Please copy all the lines that follow, word for word.

Material for this task:
========================================

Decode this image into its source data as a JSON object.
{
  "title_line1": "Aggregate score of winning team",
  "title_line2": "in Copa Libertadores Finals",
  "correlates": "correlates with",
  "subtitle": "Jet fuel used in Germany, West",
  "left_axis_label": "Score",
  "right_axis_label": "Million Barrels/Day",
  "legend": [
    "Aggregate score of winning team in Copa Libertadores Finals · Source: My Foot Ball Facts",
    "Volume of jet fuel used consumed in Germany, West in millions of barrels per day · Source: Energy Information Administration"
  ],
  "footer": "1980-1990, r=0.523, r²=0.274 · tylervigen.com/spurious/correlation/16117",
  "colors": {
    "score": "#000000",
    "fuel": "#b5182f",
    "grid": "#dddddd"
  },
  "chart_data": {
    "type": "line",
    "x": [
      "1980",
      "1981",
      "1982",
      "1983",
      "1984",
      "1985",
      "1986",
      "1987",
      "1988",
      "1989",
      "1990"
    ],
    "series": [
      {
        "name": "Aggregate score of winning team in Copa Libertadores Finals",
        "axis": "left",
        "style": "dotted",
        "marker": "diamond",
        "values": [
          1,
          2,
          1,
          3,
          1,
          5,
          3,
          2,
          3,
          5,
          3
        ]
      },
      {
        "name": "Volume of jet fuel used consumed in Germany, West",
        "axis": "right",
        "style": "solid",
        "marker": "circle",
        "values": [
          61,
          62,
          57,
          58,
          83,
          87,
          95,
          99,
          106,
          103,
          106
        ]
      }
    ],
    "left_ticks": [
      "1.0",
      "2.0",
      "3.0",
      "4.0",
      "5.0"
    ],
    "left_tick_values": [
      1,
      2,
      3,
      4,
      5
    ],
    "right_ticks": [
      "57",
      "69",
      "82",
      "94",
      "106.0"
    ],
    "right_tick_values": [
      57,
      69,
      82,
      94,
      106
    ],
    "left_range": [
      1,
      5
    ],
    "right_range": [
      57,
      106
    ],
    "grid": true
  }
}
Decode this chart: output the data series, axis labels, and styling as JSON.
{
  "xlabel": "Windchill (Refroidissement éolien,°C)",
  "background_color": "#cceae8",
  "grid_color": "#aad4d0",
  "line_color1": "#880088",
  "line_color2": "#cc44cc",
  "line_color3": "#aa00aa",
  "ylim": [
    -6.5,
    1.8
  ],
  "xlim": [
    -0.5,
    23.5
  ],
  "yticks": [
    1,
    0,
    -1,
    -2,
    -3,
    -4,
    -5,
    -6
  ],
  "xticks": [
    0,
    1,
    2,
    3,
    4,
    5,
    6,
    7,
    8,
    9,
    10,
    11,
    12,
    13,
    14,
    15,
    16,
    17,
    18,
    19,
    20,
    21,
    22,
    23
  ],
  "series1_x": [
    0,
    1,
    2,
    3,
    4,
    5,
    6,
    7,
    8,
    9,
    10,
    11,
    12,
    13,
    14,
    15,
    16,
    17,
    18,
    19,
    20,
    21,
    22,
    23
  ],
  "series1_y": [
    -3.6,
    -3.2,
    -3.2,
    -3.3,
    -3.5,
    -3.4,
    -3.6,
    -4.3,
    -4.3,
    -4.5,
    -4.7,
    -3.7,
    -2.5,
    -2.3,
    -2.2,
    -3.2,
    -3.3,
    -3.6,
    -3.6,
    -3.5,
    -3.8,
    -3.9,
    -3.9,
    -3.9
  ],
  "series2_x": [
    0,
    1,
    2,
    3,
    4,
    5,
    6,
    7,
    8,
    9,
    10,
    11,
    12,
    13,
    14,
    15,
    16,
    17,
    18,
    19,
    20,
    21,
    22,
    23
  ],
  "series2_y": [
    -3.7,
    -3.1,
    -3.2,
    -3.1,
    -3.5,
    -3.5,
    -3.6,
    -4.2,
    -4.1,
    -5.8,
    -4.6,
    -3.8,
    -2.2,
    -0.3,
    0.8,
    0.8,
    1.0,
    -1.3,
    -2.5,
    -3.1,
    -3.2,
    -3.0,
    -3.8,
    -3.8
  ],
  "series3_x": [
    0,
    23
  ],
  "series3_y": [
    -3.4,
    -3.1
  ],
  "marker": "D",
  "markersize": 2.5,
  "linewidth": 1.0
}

========================================

Task response:
Decode this image into its source data as a JSON object.
{
  "title_line1": "Aggregate score of winning team",
  "title_line2": "in Copa Libertadores Finals",
  "correlates": "correlates with",
  "subtitle": "Jet fuel used in Germany, West",
  "left_axis_label": "Score",
  "right_axis_label": "Million Barrels/Day",
  "legend": [
    "Aggregate score of winning team in Copa Libertadores Finals · Source: My Foot Ball Facts",
    "Volume of jet fuel used consumed in Germany, West in millions of barrels per day · Source: Energy Information Administration"
  ],
  "footer": "1980-1990, r=0.523, r²=0.274 · tylervigen.com/spurious/correlation/16117",
  "colors": {
    "score": "#000000",
    "fuel": "#b5182f",
    "grid": "#dddddd"
  },
  "chart_data": {
    "type": "line",
    "x": [
      "1980",
      "1981",
      "1982",
      "1983",
      "1984",
      "1985",
      "1986",
      "1987",
      "1988",
      "1989",
      "1990"
    ],
    "series": [
      {
        "name": "Aggregate score of winning team in Copa Libertadores Finals",
        "axis": "left",
        "style": "dotted",
        "marker": "diamond",
        "values": [
          1,
          2,
          1,
          3,
          1,
          5,
          3,
          2,
          3,
          5,
          3
        ]
      },
      {
        "name": "Volume of jet fuel used consumed in Germany, West",
        "axis": "right",
        "style": "solid",
        "marker": "circle",
        "values": [
          61,
          62,
          57,
          58,
          83,
          87,
          95,
          99,
          106,
          103,
          106
        ]
      }
    ],
    "left_ticks": [
      "1.0",
      "2.0",
      "3.0",
      "4.0",
      "5.0"
    ],
    "left_tick_values": [
      1,
      2,
      3,
      4,
      5
    ],
    "right_ticks": [
      "57",
      "69",
      "82",
      "94",
      "106.0"
    ],
    "right_tick_values": [
      57,
      69,
      82,
      94,
      106
    ],
    "left_range": [
      1,
      5
    ],
    "right_range": [
      57,
      106
    ],
    "grid": true
  }
}
Decode this chart: output the data series, axis labels, and styling as JSON.
{
  "xlabel": "Windchill (Refroidissement éolien,°C)",
  "background_color": "#cceae8",
  "grid_color": "#aad4d0",
  "line_color1": "#880088",
  "line_color2": "#cc44cc",
  "line_color3": "#aa00aa",
  "ylim": [
    -6.5,
    1.8
  ],
  "xlim": [
    -0.5,
    23.5
  ],
  "yticks": [
    1,
    0,
    -1,
    -2,
    -3,
    -4,
    -5,
    -6
  ],
  "xticks": [
    0,
    1,
    2,
    3,
    4,
    5,
    6,
    7,
    8,
    9,
    10,
    11,
    12,
    13,
    14,
    15,
    16,
    17,
    18,
    19,
    20,
    21,
    22,
    23
  ],
  "series1_x": [
    0,
    1,
    2,
    3,
    4,
    5,
    6,
    7,
    8,
    9,
    10,
    11,
    12,
    13,
    14,
    15,
    16,
    17,
    18,
    19,
    20,
    21,
    22,
    23
  ],
  "series1_y": [
    -3.6,
    -3.2,
    -3.2,
    -3.3,
    -3.5,
    -3.4,
    -3.6,
    -4.3,
    -4.3,
    -4.5,
    -4.7,
    -3.7,
    -2.5,
    -2.3,
    -2.2,
    -3.2,
    -3.3,
    -3.6,
    -3.6,
    -3.5,
    -3.8,
    -3.9,
    -3.9,
    -3.9
  ],
  "series2_x": [
    0,
    1,
    2,
    3,
    4,
    5,
    6,
    7,
    8,
    9,
    10,
    11,
    12,
    13,
    14,
    15,
    16,
    17,
    18,
    19,
    20,
    21,
    22,
    23
  ],
  "series2_y": [
    -3.7,
    -3.1,
    -3.2,
    -3.1,
    -3.5,
    -3.5,
    -3.6,
    -4.2,
    -4.1,
    -5.8,
    -4.6,
    -3.8,
    -2.2,
    -0.3,
    0.8,
    0.8,
    1.0,
    -1.3,
    -2.5,
    -3.1,
    -3.2,
    -3.0,
    -3.8,
    -3.8
  ],
  "series3_x": [
    0,
    23
  ],
  "series3_y": [
    -3.4,
    -3.1
  ],
  "marker": "D",
  "markersize": 2.5,
  "linewidth": 1.0
}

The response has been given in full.